Records from a dataset

____

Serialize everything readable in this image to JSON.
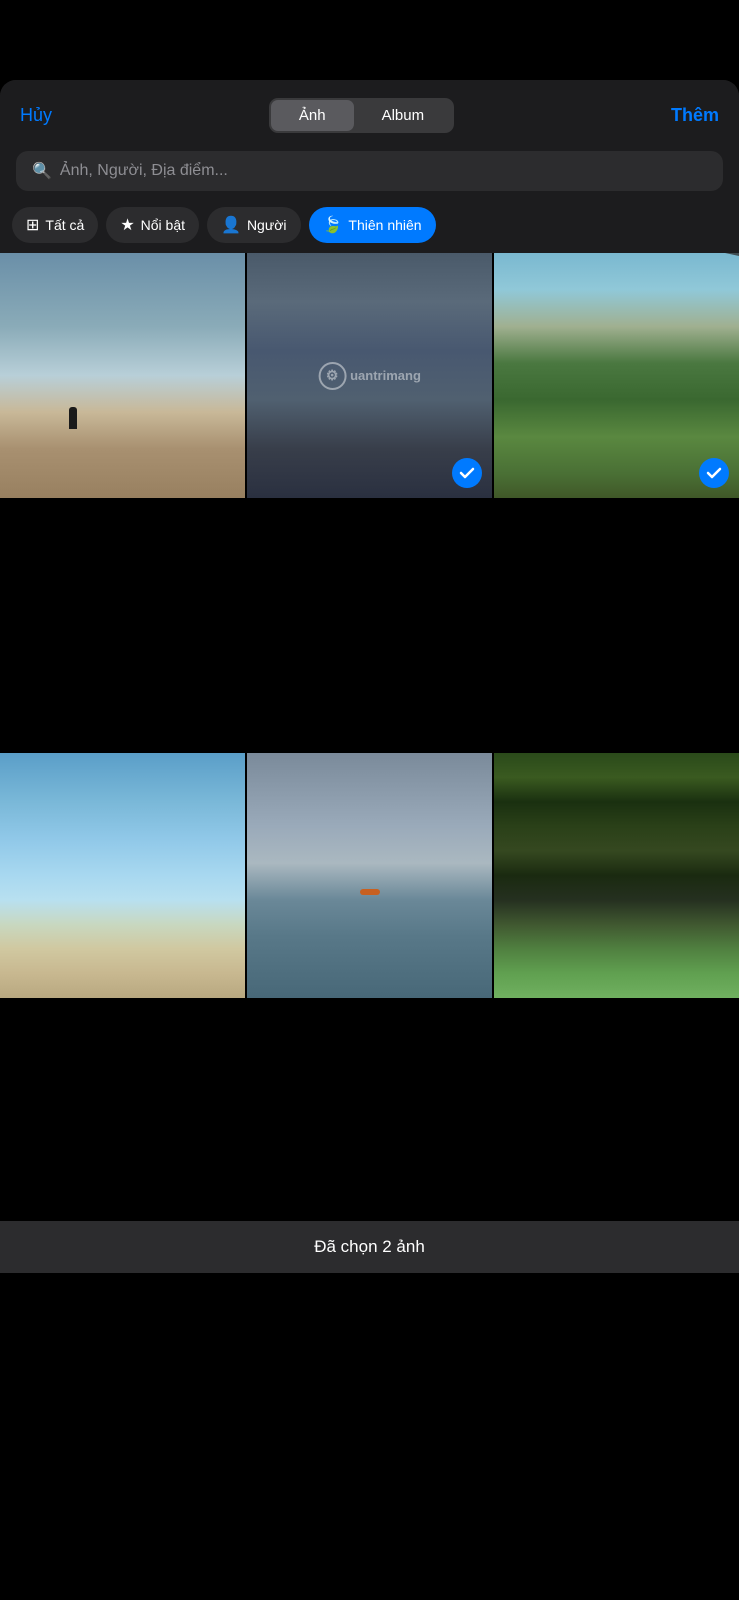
{
  "header": {
    "cancel_label": "Hủy",
    "add_label": "Thêm",
    "segment": {
      "tab1": "Ảnh",
      "tab2": "Album",
      "active": "tab1"
    }
  },
  "search": {
    "placeholder": "Ảnh, Người, Địa điểm..."
  },
  "filters": [
    {
      "id": "all",
      "label": "Tất cả",
      "icon": "grid",
      "active": false
    },
    {
      "id": "featured",
      "label": "Nổi bật",
      "icon": "star",
      "active": false
    },
    {
      "id": "people",
      "label": "Người",
      "icon": "person",
      "active": false
    },
    {
      "id": "nature",
      "label": "Thiên nhiên",
      "icon": "leaf",
      "active": true
    }
  ],
  "watermark": {
    "symbol": "⚙",
    "text": "uantrimang"
  },
  "photos": [
    {
      "id": 1,
      "selected": false,
      "class": "photo-1",
      "has_person": true,
      "has_cable": false
    },
    {
      "id": 2,
      "selected": true,
      "class": "photo-2",
      "has_person": false,
      "has_cable": false
    },
    {
      "id": 3,
      "selected": true,
      "class": "photo-3",
      "has_person": false,
      "has_cable": true
    },
    {
      "id": 4,
      "selected": false,
      "class": "photo-4",
      "has_person": false,
      "has_cable": false
    },
    {
      "id": 5,
      "selected": false,
      "class": "photo-5",
      "has_person": false,
      "has_cable": false
    },
    {
      "id": 6,
      "selected": false,
      "class": "photo-6",
      "has_person": false,
      "has_cable": false
    }
  ],
  "bottom_bar": {
    "selected_count": 2,
    "label": "Đã chọn 2 ảnh"
  }
}
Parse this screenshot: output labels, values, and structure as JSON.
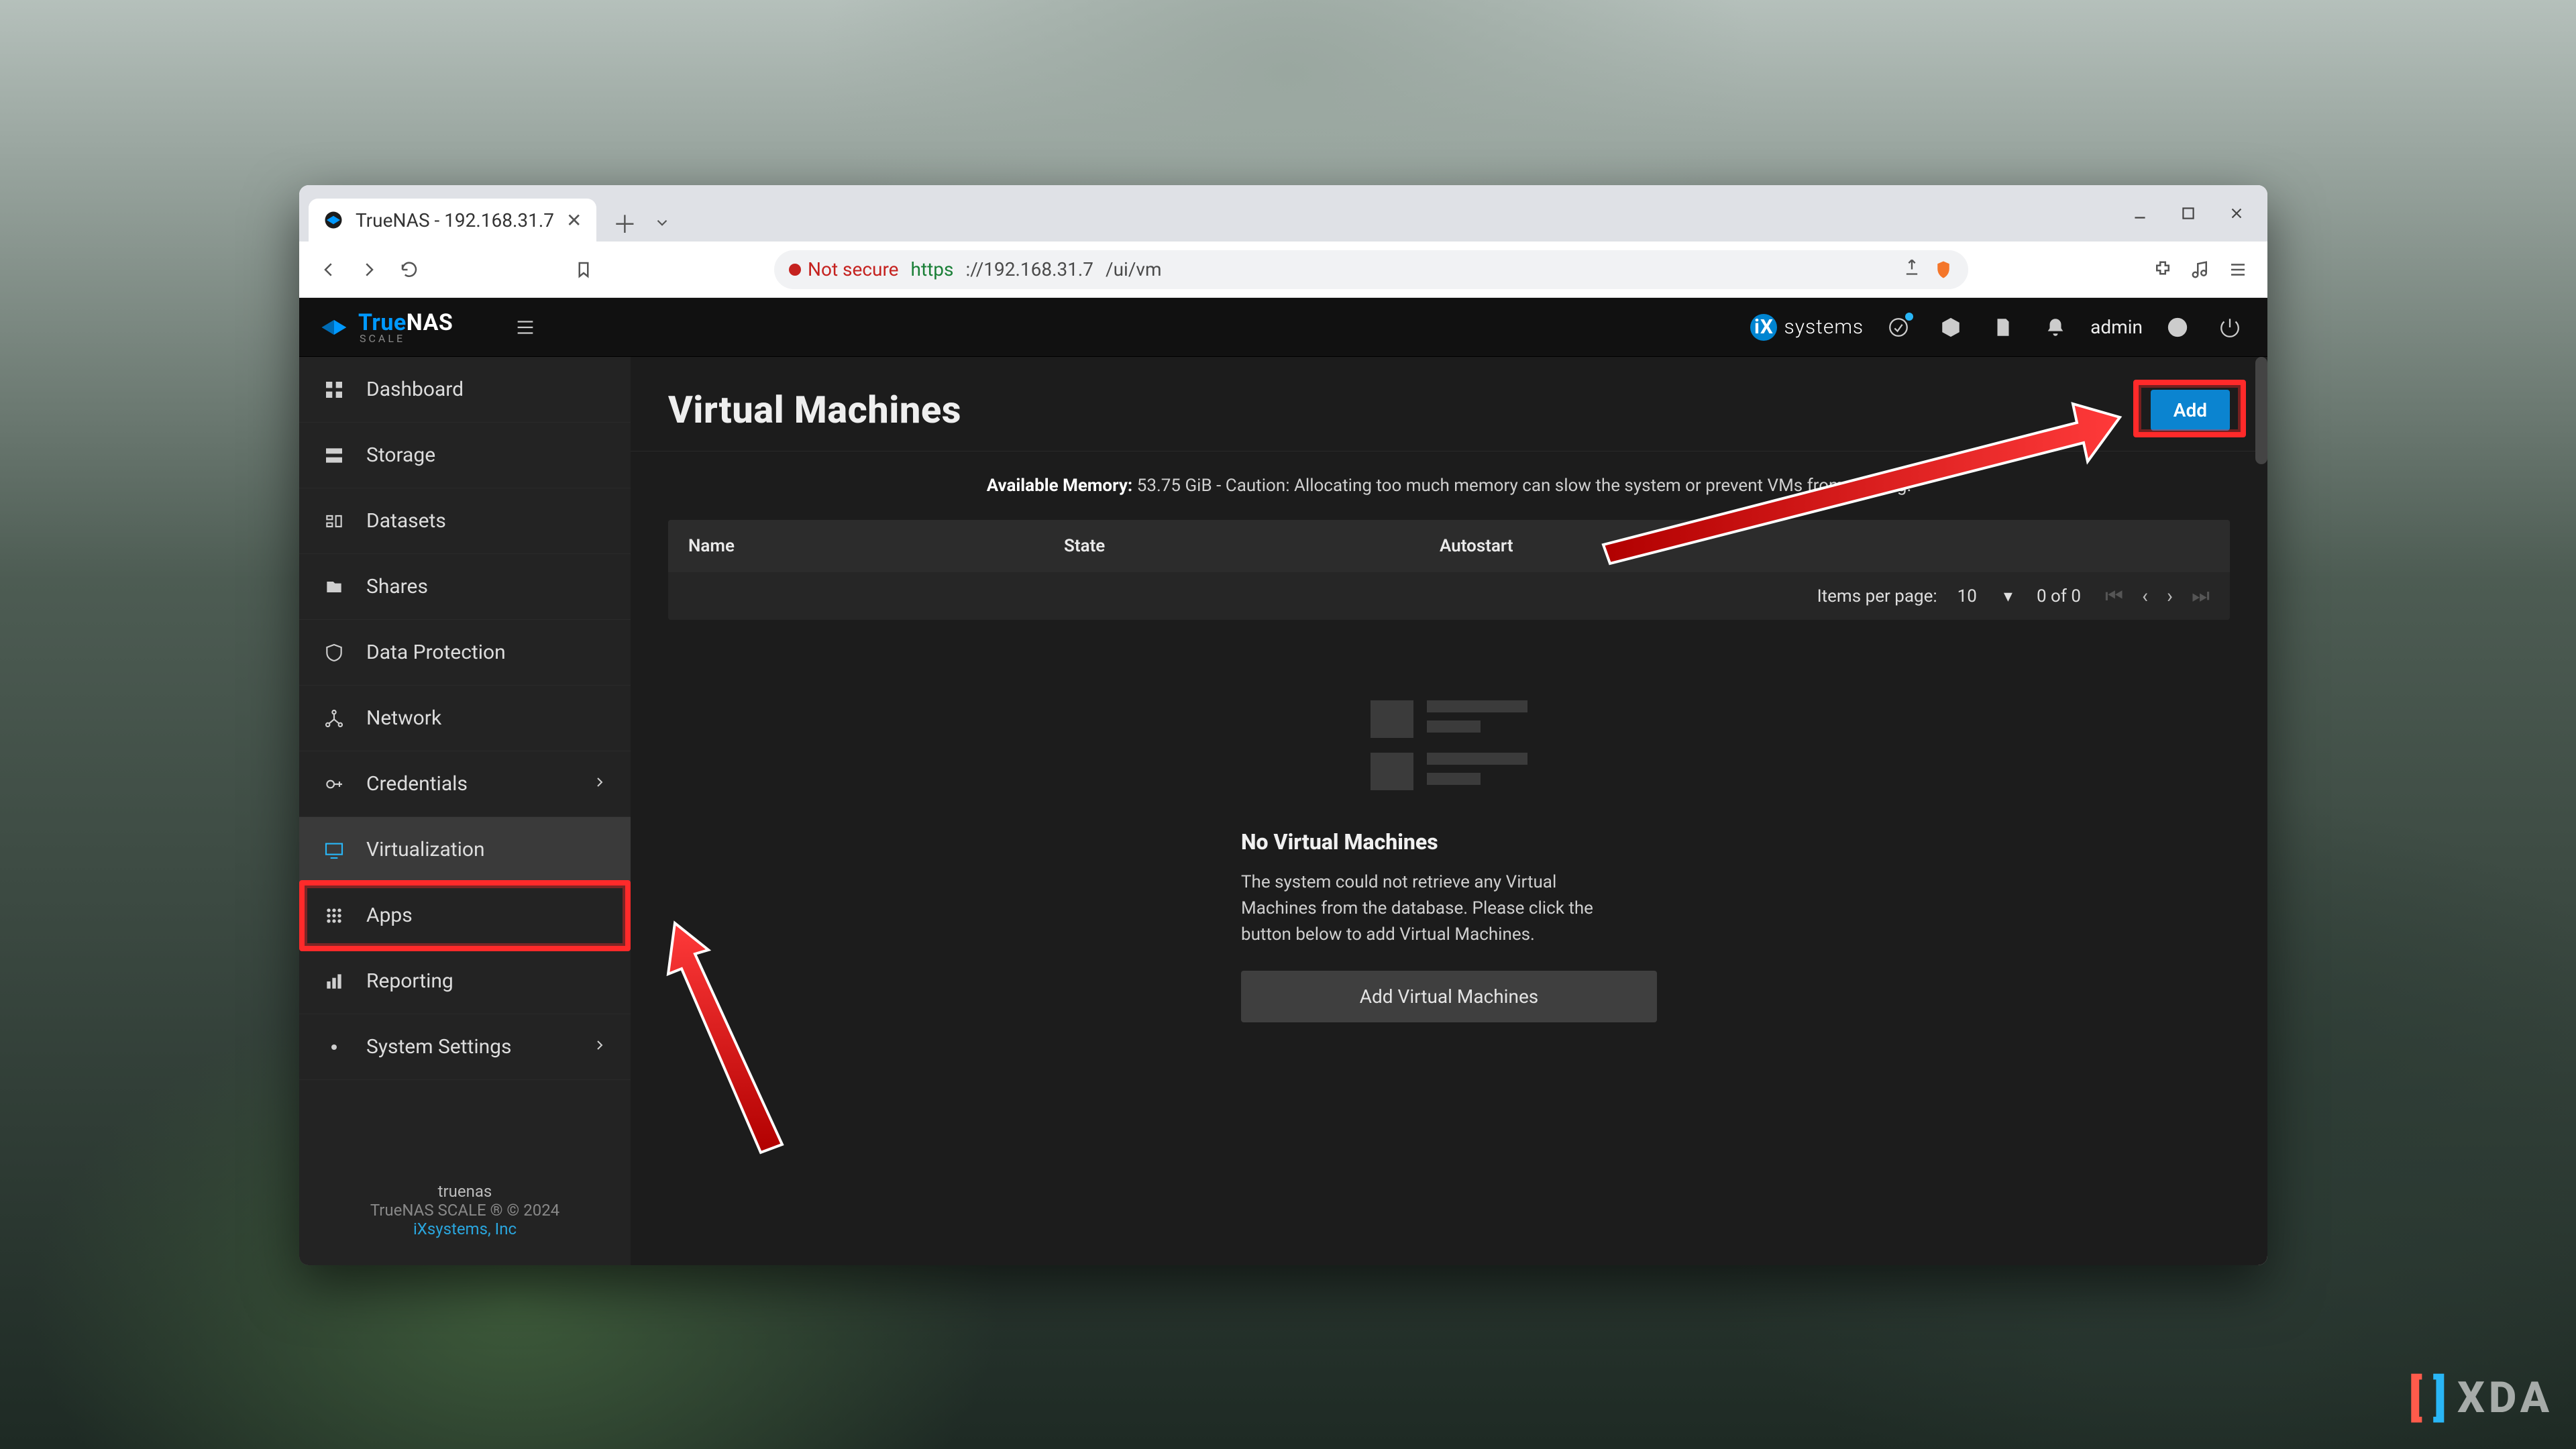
{
  "browser": {
    "tab_title": "TrueNAS - 192.168.31.7",
    "not_secure": "Not secure",
    "protocol": "https",
    "host": "://192.168.31.7",
    "path": "/ui/vm"
  },
  "topbar": {
    "brand_true": "True",
    "brand_nas": "NAS",
    "brand_sub": "SCALE",
    "ix": "systems",
    "user": "admin"
  },
  "sidebar": {
    "items": [
      {
        "label": "Dashboard"
      },
      {
        "label": "Storage"
      },
      {
        "label": "Datasets"
      },
      {
        "label": "Shares"
      },
      {
        "label": "Data Protection"
      },
      {
        "label": "Network"
      },
      {
        "label": "Credentials"
      },
      {
        "label": "Virtualization"
      },
      {
        "label": "Apps"
      },
      {
        "label": "Reporting"
      },
      {
        "label": "System Settings"
      }
    ],
    "footer": {
      "host": "truenas",
      "edition": "TrueNAS SCALE ® © 2024",
      "link": "iXsystems, Inc"
    }
  },
  "page": {
    "title": "Virtual Machines",
    "add": "Add",
    "memory_label": "Available Memory:",
    "memory_value": "53.75 GiB - Caution: Allocating too much memory can slow the system or prevent VMs from running.",
    "cols": {
      "name": "Name",
      "state": "State",
      "autostart": "Autostart"
    },
    "pager": {
      "ipp_label": "Items per page:",
      "ipp_value": "10",
      "range": "0 of 0"
    },
    "empty": {
      "title": "No Virtual Machines",
      "text": "The system could not retrieve any Virtual Machines from the database. Please click the button below to add Virtual Machines.",
      "button": "Add Virtual Machines"
    }
  },
  "watermark": "XDA"
}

____

Problem details: Using the listing above, pick out each line that contains the word "JSON", then copy it.

Written answer:
Serialize everything readable in this image to JSON.
Parse this screenshot: output labels, values, and structure as JSON.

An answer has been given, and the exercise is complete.